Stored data
┏━━

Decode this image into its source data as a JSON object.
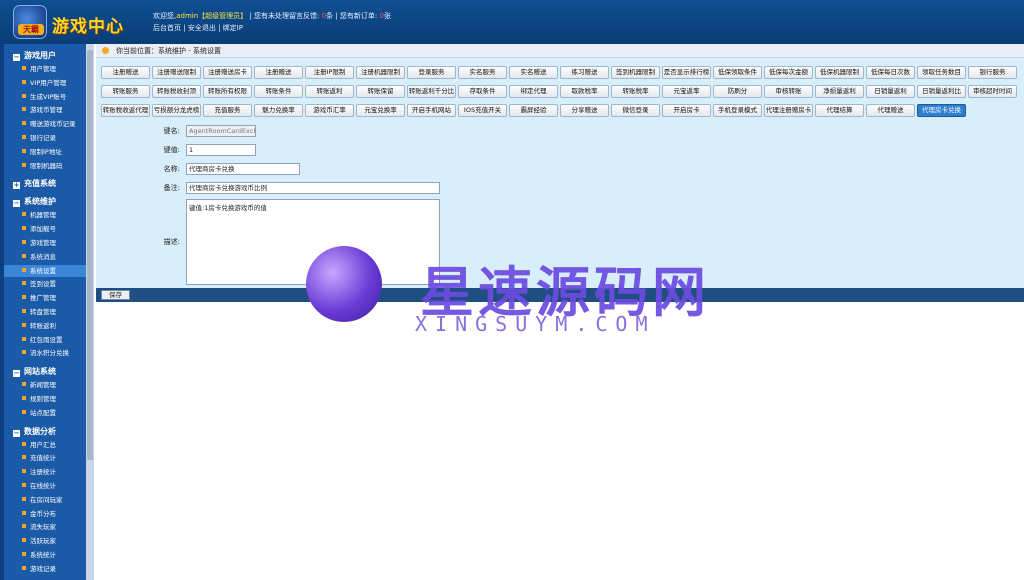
{
  "header": {
    "logo_badge": "天霸",
    "title": "游戏中心",
    "welcome_prefix": "欢迎您,",
    "username": "admin",
    "role": "【超级管理员】",
    "sep": "|",
    "pending_msg_prefix": "您有未处理留言反馈:",
    "pending_msg_count": "0",
    "pending_msg_unit": "条",
    "new_orders_prefix": "您有新订单:",
    "new_orders_count": "0",
    "new_orders_unit": "张",
    "link_home": "后台首页",
    "link_logout": "安全退出",
    "link_bindip": "绑定IP"
  },
  "sidebar": {
    "groups": [
      {
        "label": "游戏用户",
        "items": [
          "用户管理",
          "VIP用户管理",
          "生成VIP账号",
          "游戏币管理",
          "赠送游戏币记录",
          "银行记录",
          "限制IP地址",
          "限制机器码"
        ]
      },
      {
        "label": "充值系统",
        "items": []
      },
      {
        "label": "系统维护",
        "items": [
          "机器管理",
          "添加靓号",
          "游戏管理",
          "系统消息",
          "系统设置",
          "签到设置",
          "推广管理",
          "转盘管理",
          "转账返利",
          "红包雨设置",
          "流水积分兑换"
        ]
      },
      {
        "label": "网站系统",
        "items": [
          "新闻管理",
          "规则管理",
          "站点配置"
        ]
      },
      {
        "label": "数据分析",
        "items": [
          "用户汇总",
          "充值统计",
          "注册统计",
          "在线统计",
          "在房间玩家",
          "金币分布",
          "流失玩家",
          "活跃玩家",
          "系统统计",
          "游戏记录"
        ]
      }
    ],
    "active": "系统设置"
  },
  "breadcrumb": "你当前位置：系统维护 - 系统设置",
  "tabs_row1": [
    "注册赠送",
    "注册赠送限制",
    "注册赠送房卡",
    "注册赠送",
    "注册IP限制",
    "注册机器限制",
    "登录服务",
    "实名服务",
    "实名赠送",
    "练习赠送",
    "签到机器限制",
    "是否显示排行榜",
    "低保领取条件",
    "低保每次金额",
    "低保机器限制",
    "低保每日次数",
    "领取任务数目",
    "银行服务"
  ],
  "tabs_row2": [
    "转账服务",
    "转账税收封顶",
    "转账所有权限",
    "转账条件",
    "转账返利",
    "转账保留",
    "转账返利千分比",
    "存取条件",
    "绑定代理",
    "取款税率",
    "转账税率",
    "元宝返率",
    "防刷分",
    "审核转账",
    "净损量返利",
    "日销量返利",
    "日销量返利比",
    "审核超时时间"
  ],
  "tabs_row3": [
    "转账税收返代理",
    "亏损额分龙虎榜",
    "充值服务",
    "魅力兑换率",
    "游戏币汇率",
    "元宝兑换率",
    "开启手机网站",
    "IOS充值开关",
    "霸屏经验",
    "分享赠送",
    "微信登录",
    "开启房卡",
    "手机登录模式",
    "代理注册赠房卡",
    "代理结算",
    "代理赠送",
    "代理房卡兑换"
  ],
  "selected_tab": "代理房卡兑换",
  "form": {
    "key_label": "键名:",
    "key_value": "AgentRoomCardExchRat",
    "value_label": "键值:",
    "value_value": "1",
    "name_label": "名称:",
    "name_value": "代理商房卡兑换",
    "note_label": "备注:",
    "note_value": "代理商房卡兑换游戏币比例",
    "desc_label": "描述:",
    "desc_value": "键值:1房卡兑换游戏币的值"
  },
  "save_label": "保存",
  "watermark": {
    "cn": "星速源码网",
    "en": "XINGSUYM.COM"
  },
  "colors": {
    "header": "#0f4f92",
    "sidebar": "#1a5aa6",
    "panel": "#d9eefb",
    "selected_tab": "#2f7fcf",
    "title": "#ffd52a"
  }
}
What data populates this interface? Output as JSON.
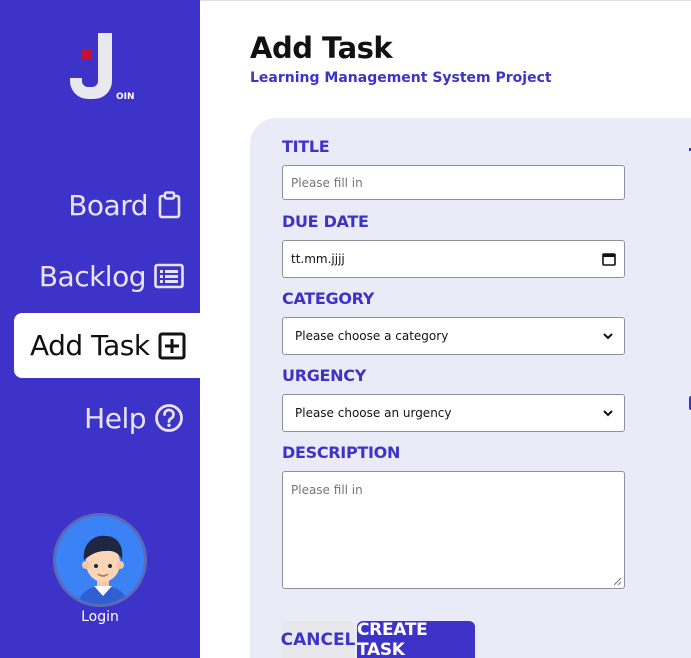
{
  "sidebar": {
    "logo_text": "OIN",
    "items": [
      {
        "label": "Board",
        "icon": "clipboard-icon"
      },
      {
        "label": "Backlog",
        "icon": "list-icon"
      },
      {
        "label": "Add Task",
        "icon": "plus-square-icon",
        "active": true
      },
      {
        "label": "Help",
        "icon": "question-circle-icon"
      }
    ],
    "login_label": "Login"
  },
  "header": {
    "title": "Add Task",
    "subtitle": "Learning Management System Project"
  },
  "form": {
    "title_label": "TITLE",
    "title_placeholder": "Please fill in",
    "due_date_label": "DUE DATE",
    "due_date_value": "tt.mm.jjjj",
    "category_label": "CATEGORY",
    "category_selected": "Please choose a category",
    "urgency_label": "URGENCY",
    "urgency_selected": "Please choose an urgency",
    "description_label": "DESCRIPTION",
    "description_placeholder": "Please fill in"
  },
  "actions": {
    "cancel_label": "CANCEL",
    "create_label": "CREATE TASK"
  },
  "colors": {
    "brand": "#3d33c8",
    "form_background": "#ebebf8",
    "logo_accent": "#c8102e",
    "logo_letter": "#e8e8ee"
  }
}
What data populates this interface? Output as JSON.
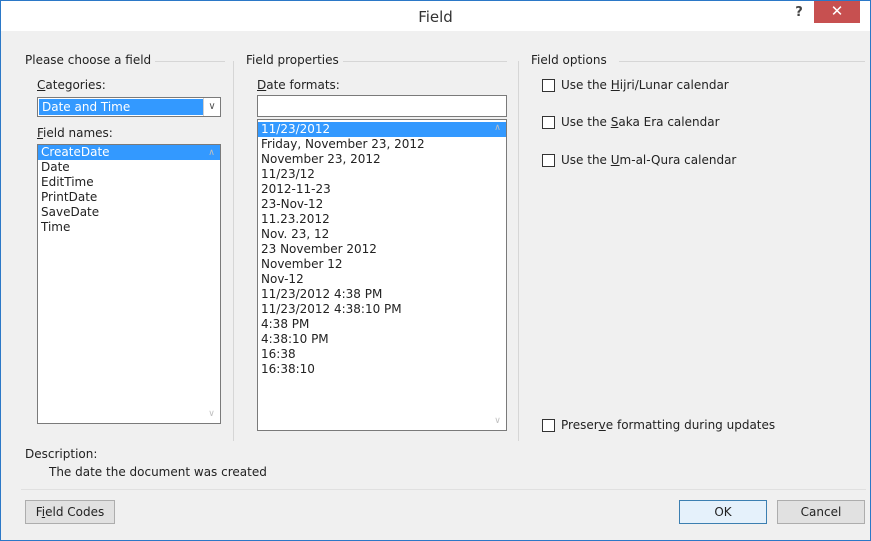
{
  "window": {
    "title": "Field",
    "help": "?",
    "close": "✕"
  },
  "left_panel": {
    "heading": "Please choose a field",
    "categories_label": {
      "key": "C",
      "rest": "ategories:"
    },
    "category_value": "Date and Time",
    "field_names_label": {
      "key": "F",
      "rest": "ield names:"
    },
    "field_names": [
      "CreateDate",
      "Date",
      "EditTime",
      "PrintDate",
      "SaveDate",
      "Time"
    ],
    "selected_field": "CreateDate"
  },
  "middle_panel": {
    "heading": "Field properties",
    "date_formats_label": {
      "key": "D",
      "rest": "ate formats:"
    },
    "date_format_input": "",
    "date_formats": [
      "11/23/2012",
      "Friday, November 23, 2012",
      "November 23, 2012",
      "11/23/12",
      "2012-11-23",
      "23-Nov-12",
      "11.23.2012",
      "Nov. 23, 12",
      "23 November 2012",
      "November 12",
      "Nov-12",
      "11/23/2012 4:38 PM",
      "11/23/2012 4:38:10 PM",
      "4:38 PM",
      "4:38:10 PM",
      "16:38",
      "16:38:10"
    ],
    "selected_format": "11/23/2012"
  },
  "right_panel": {
    "heading": "Field options",
    "options": [
      {
        "pre": "Use the ",
        "key": "H",
        "post": "ijri/Lunar calendar",
        "checked": false
      },
      {
        "pre": "Use the ",
        "key": "S",
        "post": "aka Era calendar",
        "checked": false
      },
      {
        "pre": "Use the ",
        "key": "U",
        "post": "m-al-Qura calendar",
        "checked": false
      }
    ],
    "preserve": {
      "pre": "Preser",
      "key": "v",
      "post": "e formatting during updates",
      "checked": false
    }
  },
  "description": {
    "label": "Description:",
    "text": "The date the document was created"
  },
  "buttons": {
    "field_codes": {
      "pre": "F",
      "key": "i",
      "post": "eld Codes"
    },
    "ok": "OK",
    "cancel": "Cancel"
  },
  "colors": {
    "selection": "#3399ff",
    "close": "#c75050",
    "border": "#2b78c7"
  }
}
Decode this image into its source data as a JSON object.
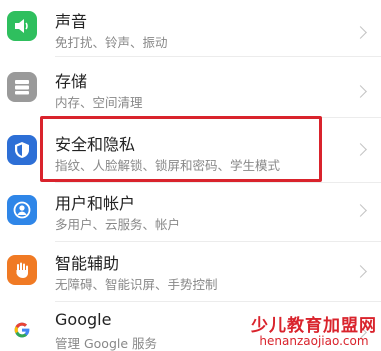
{
  "settings": {
    "items": [
      {
        "title": "声音",
        "subtitle": "免打扰、铃声、振动",
        "icon": "speaker-icon",
        "color": "#2fbf5e"
      },
      {
        "title": "存储",
        "subtitle": "内存、空间清理",
        "icon": "storage-icon",
        "color": "#9a9a9a"
      },
      {
        "title": "安全和隐私",
        "subtitle": "指纹、人脸解锁、锁屏和密码、学生模式",
        "icon": "shield-icon",
        "color": "#2d6fd6"
      },
      {
        "title": "用户和帐户",
        "subtitle": "多用户、云服务、帐户",
        "icon": "user-icon",
        "color": "#2f86e8"
      },
      {
        "title": "智能辅助",
        "subtitle": "无障碍、智能识屏、手势控制",
        "icon": "hand-icon",
        "color": "#f07a24"
      },
      {
        "title": "Google",
        "subtitle": "管理 Google 服务",
        "icon": "google-icon",
        "color": "#ffffff"
      }
    ],
    "highlight_color": "#d9232c"
  },
  "watermark": {
    "line1": "少儿教育加盟网",
    "line2": "henanzaojiao.com"
  }
}
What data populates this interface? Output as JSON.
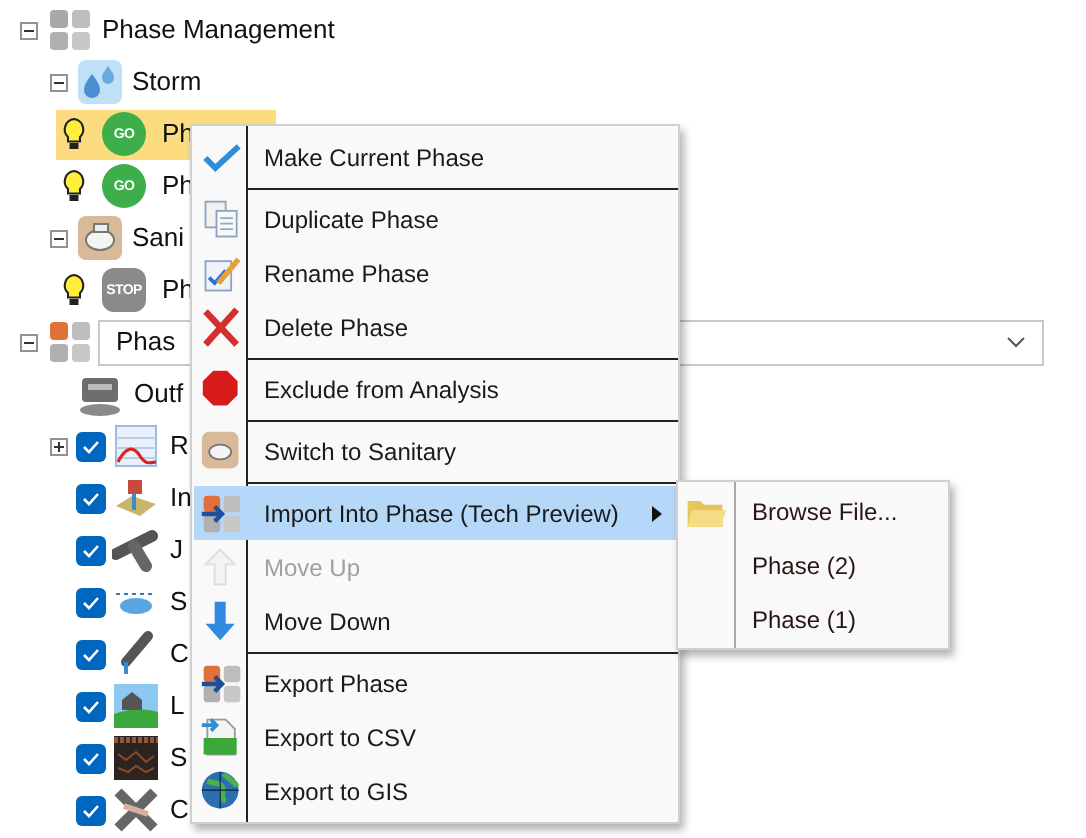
{
  "tree": [
    {
      "label": "Phase Management",
      "expanded": true,
      "children": [
        {
          "label": "Storm",
          "expanded": true,
          "children": [
            {
              "kind": "phase",
              "label": "Ph",
              "sign": {
                "kind": "go",
                "text": "GO"
              },
              "selected": true
            },
            {
              "kind": "phase",
              "label": "Ph",
              "sign": {
                "kind": "go",
                "text": "GO"
              },
              "selected": false
            }
          ]
        },
        {
          "label": "Sani",
          "expanded": true,
          "children": [
            {
              "kind": "phase",
              "label": "Ph",
              "sign": {
                "kind": "stop",
                "text": "STOP"
              },
              "selected": false
            }
          ]
        }
      ]
    },
    {
      "kind": "combo",
      "value": "Phas",
      "expanded": true,
      "children": [
        {
          "kind": "group",
          "label": "Outf"
        },
        {
          "kind": "layer",
          "label": "R",
          "checked": true,
          "expanded": false
        },
        {
          "kind": "layer",
          "label": "In",
          "checked": true
        },
        {
          "kind": "layer",
          "label": "J",
          "checked": true
        },
        {
          "kind": "layer",
          "label": "S",
          "checked": true
        },
        {
          "kind": "layer",
          "label": "C",
          "checked": true
        },
        {
          "kind": "layer",
          "label": "L",
          "checked": true
        },
        {
          "kind": "layer",
          "label": "S",
          "checked": true
        },
        {
          "kind": "layer",
          "label": "C",
          "checked": true
        }
      ]
    }
  ],
  "context_menu": {
    "groups": [
      [
        {
          "label": "Make Current Phase",
          "selected": false,
          "disabled": false
        }
      ],
      [
        {
          "label": "Duplicate Phase",
          "selected": false,
          "disabled": false
        },
        {
          "label": "Rename Phase",
          "selected": false,
          "disabled": false
        },
        {
          "label": "Delete Phase",
          "selected": false,
          "disabled": false
        }
      ],
      [
        {
          "label": "Exclude from Analysis",
          "selected": false,
          "disabled": false
        }
      ],
      [
        {
          "label": "Switch to Sanitary",
          "selected": false,
          "disabled": false
        }
      ],
      [
        {
          "label": "Import Into Phase (Tech Preview)",
          "selected": true,
          "disabled": false,
          "submenu": [
            {
              "label": "Browse File..."
            },
            {
              "label": "Phase (2)"
            },
            {
              "label": "Phase (1)"
            }
          ]
        },
        {
          "label": "Move Up",
          "selected": false,
          "disabled": true
        },
        {
          "label": "Move Down",
          "selected": false,
          "disabled": false
        }
      ],
      [
        {
          "label": "Export Phase",
          "selected": false,
          "disabled": false
        },
        {
          "label": "Export to CSV",
          "selected": false,
          "disabled": false
        },
        {
          "label": "Export to GIS",
          "selected": false,
          "disabled": false
        }
      ]
    ]
  }
}
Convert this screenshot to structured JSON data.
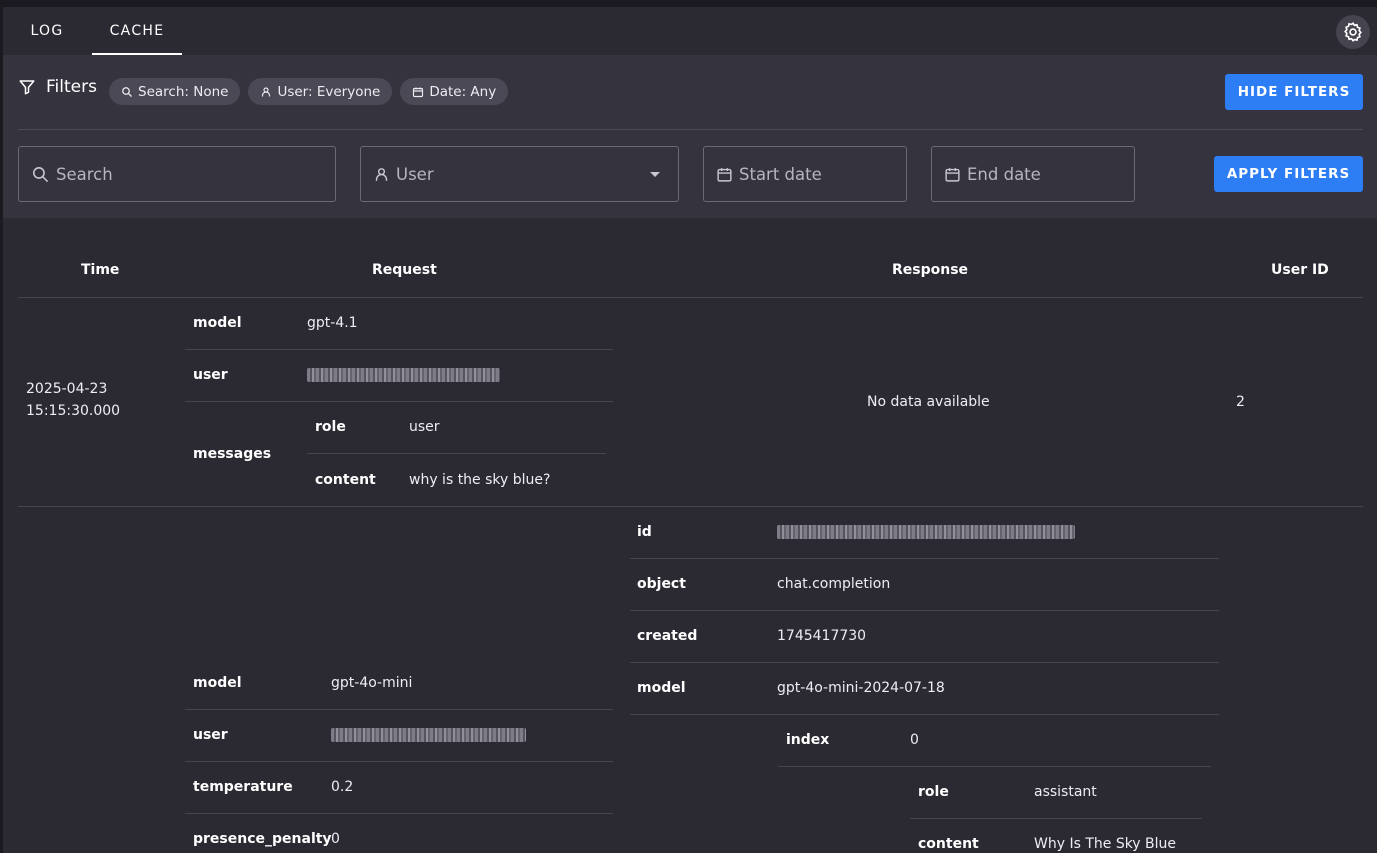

┗━━

### WHAT IS EXPECTED
Pull out the lines above in which the word "CreateDate" appears.

### ANSWER TO THE EXERCISE
      "CreateDate",
    "selected_field": "CreateDate"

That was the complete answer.